* **DATA SUPPLIED**:
↓
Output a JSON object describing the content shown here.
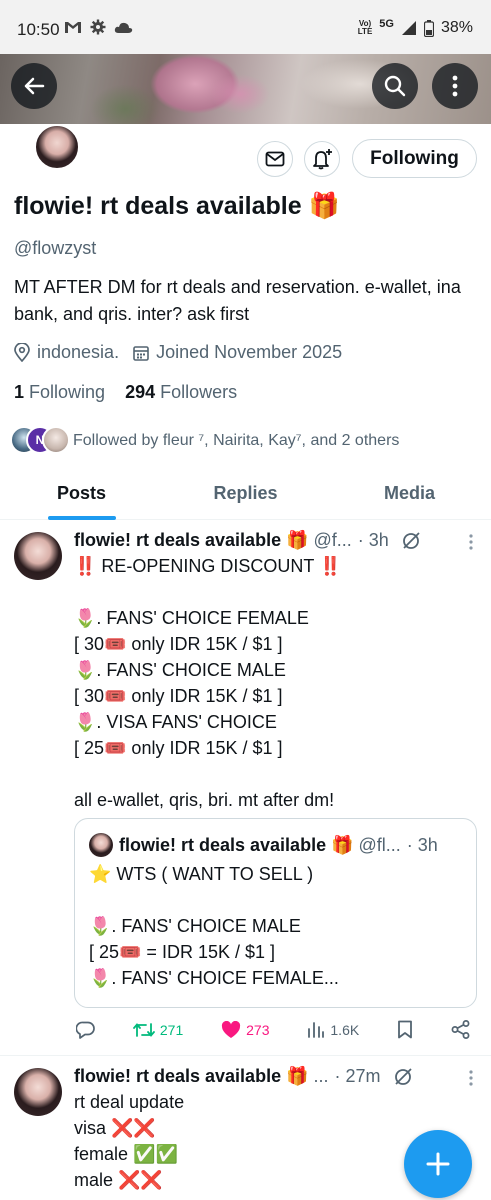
{
  "status_bar": {
    "time": "10:50",
    "network": "5G",
    "volte_top": "Vo)",
    "volte_bottom": "LTE",
    "battery": "38%"
  },
  "profile": {
    "display_name": "flowie! rt deals available 🎁",
    "handle": "@flowzyst",
    "bio": "MT AFTER DM for rt deals and reservation. e-wallet, ina bank, and qris. inter? ask first",
    "location": "indonesia.",
    "joined": "Joined November 2025",
    "following_count": "1",
    "following_label": "Following",
    "followers_count": "294",
    "followers_label": "Followers",
    "followed_by": "Followed by fleur ⁷, Nairita, Kay⁷, and 2 others",
    "follow_button_label": "Following",
    "mini_avatar_letter": "N"
  },
  "tabs": [
    {
      "label": "Posts",
      "active": true
    },
    {
      "label": "Replies",
      "active": false
    },
    {
      "label": "Media",
      "active": false
    }
  ],
  "tweets": [
    {
      "name": "flowie! rt deals available 🎁",
      "handle": "@f...",
      "time": "· 3h",
      "body": "‼️ RE-OPENING DISCOUNT ‼️\n\n🌷. FANS' CHOICE FEMALE\n[ 30🎟️ only IDR 15K / $1 ]\n🌷. FANS' CHOICE MALE\n[ 30🎟️ only IDR 15K / $1 ]\n🌷. VISA FANS' CHOICE\n[ 25🎟️ only IDR 15K / $1 ]\n\nall e-wallet, qris, bri. mt after dm!",
      "quote": {
        "name": "flowie! rt deals available 🎁",
        "handle": "@fl...",
        "time": "· 3h",
        "body": "⭐ WTS ( WANT TO SELL )\n\n🌷. FANS' CHOICE MALE\n [ 25🎟️ = IDR 15K / $1 ]\n🌷. FANS' CHOICE FEMALE..."
      },
      "retweets": "271",
      "likes": "273",
      "views": "1.6K"
    },
    {
      "name": "flowie! rt deals available 🎁",
      "handle": "...",
      "time": "· 27m",
      "body": "rt deal update\nvisa ❌❌\nfemale ✅✅\nmale ❌❌"
    }
  ],
  "colors": {
    "accent": "#1d9bf0",
    "retweet": "#00ba7c",
    "like": "#f91880",
    "muted": "#536471"
  },
  "icons": [
    "back-arrow-icon",
    "search-icon",
    "more-vertical-icon",
    "mail-icon",
    "bell-plus-icon",
    "location-icon",
    "calendar-icon",
    "reply-icon",
    "retweet-icon",
    "heart-icon",
    "views-icon",
    "bookmark-icon",
    "share-icon",
    "grok-icon",
    "plus-icon"
  ]
}
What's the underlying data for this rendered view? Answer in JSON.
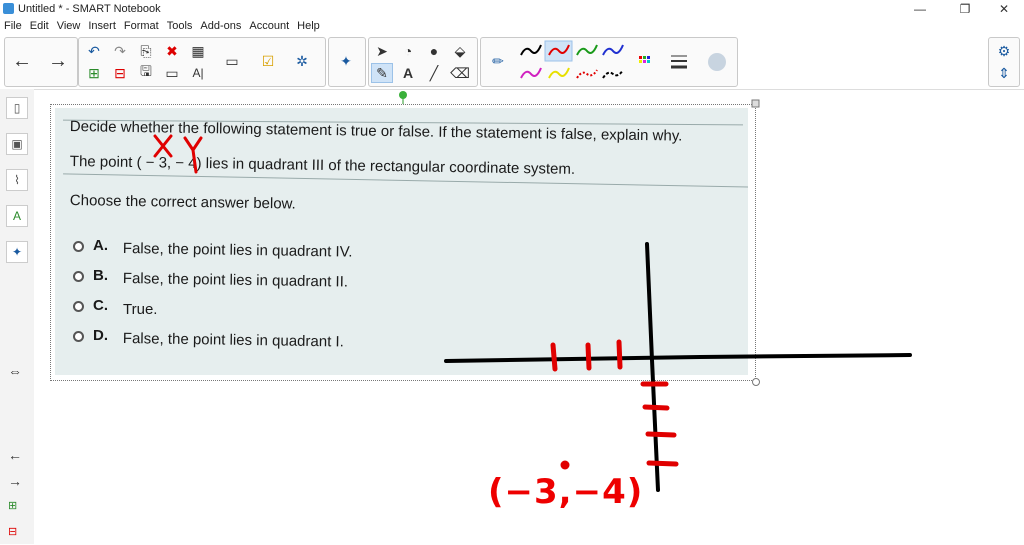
{
  "window": {
    "title": "Untitled * - SMART Notebook"
  },
  "menu": [
    "File",
    "Edit",
    "View",
    "Insert",
    "Format",
    "Tools",
    "Add-ons",
    "Account",
    "Help"
  ],
  "question": {
    "line1": "Decide whether the following statement is true or false. If the statement is false, explain why.",
    "line2": "The point ( − 3, − 4) lies in quadrant III of the rectangular coordinate system.",
    "prompt": "Choose the correct answer below.",
    "options": [
      {
        "letter": "A.",
        "text": "False, the point lies in quadrant IV."
      },
      {
        "letter": "B.",
        "text": "False, the point lies in quadrant II."
      },
      {
        "letter": "C.",
        "text": "True."
      },
      {
        "letter": "D.",
        "text": "False, the point lies in quadrant I."
      }
    ]
  },
  "annotations": {
    "x_label": "X",
    "y_label": "Y",
    "point_label": "(−3,−4)"
  },
  "colors": {
    "ink_red": "#e00000",
    "ink_black": "#000000",
    "accent": "#3a8fd8"
  }
}
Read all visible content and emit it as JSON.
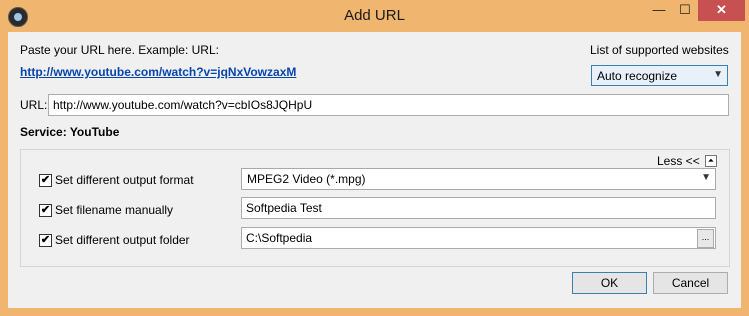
↑
* **TO DO**:
Without including any pictures, print each record exactly.

* **COMPLETED EXERCISE**:
Output a JSON object describing the content shown here.
{
  "status_bar": {
    "time": "10:50",
    "network": "5G",
    "volte_top": "Vo)",
    "volte_bottom": "LTE",
    "battery": "38%"
  },
  "profile": {
    "display_name": "flowie! rt deals available 🎁",
    "handle": "@flowzyst",
    "bio": "MT AFTER DM for rt deals and reservation. e-wallet, ina bank, and qris. inter? ask first",
    "location": "indonesia.",
    "joined": "Joined November 2025",
    "following_count": "1",
    "following_label": "Following",
    "followers_count": "294",
    "followers_label": "Followers",
    "followed_by": "Followed by fleur ⁷, Nairita, Kay⁷, and 2 others",
    "follow_button_label": "Following",
    "mini_avatar_letter": "N"
  },
  "tabs": [
    {
      "label": "Posts",
      "active": true
    },
    {
      "label": "Replies",
      "active": false
    },
    {
      "label": "Media",
      "active": false
    }
  ],
  "tweets": [
    {
      "name": "flowie! rt deals available 🎁",
      "handle": "@f...",
      "time": "· 3h",
      "body": "‼️ RE-OPENING DISCOUNT ‼️\n\n🌷. FANS' CHOICE FEMALE\n[ 30🎟️ only IDR 15K / $1 ]\n🌷. FANS' CHOICE MALE\n[ 30🎟️ only IDR 15K / $1 ]\n🌷. VISA FANS' CHOICE\n[ 25🎟️ only IDR 15K / $1 ]\n\nall e-wallet, qris, bri. mt after dm!",
      "quote": {
        "name": "flowie! rt deals available 🎁",
        "handle": "@fl...",
        "time": "· 3h",
        "body": "⭐ WTS ( WANT TO SELL )\n\n🌷. FANS' CHOICE MALE\n [ 25🎟️ = IDR 15K / $1 ]\n🌷. FANS' CHOICE FEMALE..."
      },
      "retweets": "271",
      "likes": "273",
      "views": "1.6K"
    },
    {
      "name": "flowie! rt deals available 🎁",
      "handle": "...",
      "time": "· 27m",
      "body": "rt deal update\nvisa ❌❌\nfemale ✅✅\nmale ❌❌"
    }
  ],
  "colors": {
    "accent": "#1d9bf0",
    "retweet": "#00ba7c",
    "like": "#f91880",
    "muted": "#536471"
  },
  "icons": [
    "back-arrow-icon",
    "search-icon",
    "more-vertical-icon",
    "mail-icon",
    "bell-plus-icon",
    "location-icon",
    "calendar-icon",
    "reply-icon",
    "retweet-icon",
    "heart-icon",
    "views-icon",
    "bookmark-icon",
    "share-icon",
    "grok-icon",
    "plus-icon"
  ]
}
What's the underlying data for this rendered view? Answer in JSON.
{
  "window": {
    "title": "Untitled * - SMART Notebook"
  },
  "menu": [
    "File",
    "Edit",
    "View",
    "Insert",
    "Format",
    "Tools",
    "Add-ons",
    "Account",
    "Help"
  ],
  "question": {
    "line1": "Decide whether the following statement is true or false. If the statement is false, explain why.",
    "line2": "The point ( − 3, − 4) lies in quadrant III of the rectangular coordinate system.",
    "prompt": "Choose the correct answer below.",
    "options": [
      {
        "letter": "A.",
        "text": "False, the point lies in quadrant IV."
      },
      {
        "letter": "B.",
        "text": "False, the point lies in quadrant II."
      },
      {
        "letter": "C.",
        "text": "True."
      },
      {
        "letter": "D.",
        "text": "False, the point lies in quadrant I."
      }
    ]
  },
  "annotations": {
    "x_label": "X",
    "y_label": "Y",
    "point_label": "(−3,−4)"
  },
  "colors": {
    "ink_red": "#e00000",
    "ink_black": "#000000",
    "accent": "#3a8fd8"
  }
}
Read all visible content and emit it as JSON.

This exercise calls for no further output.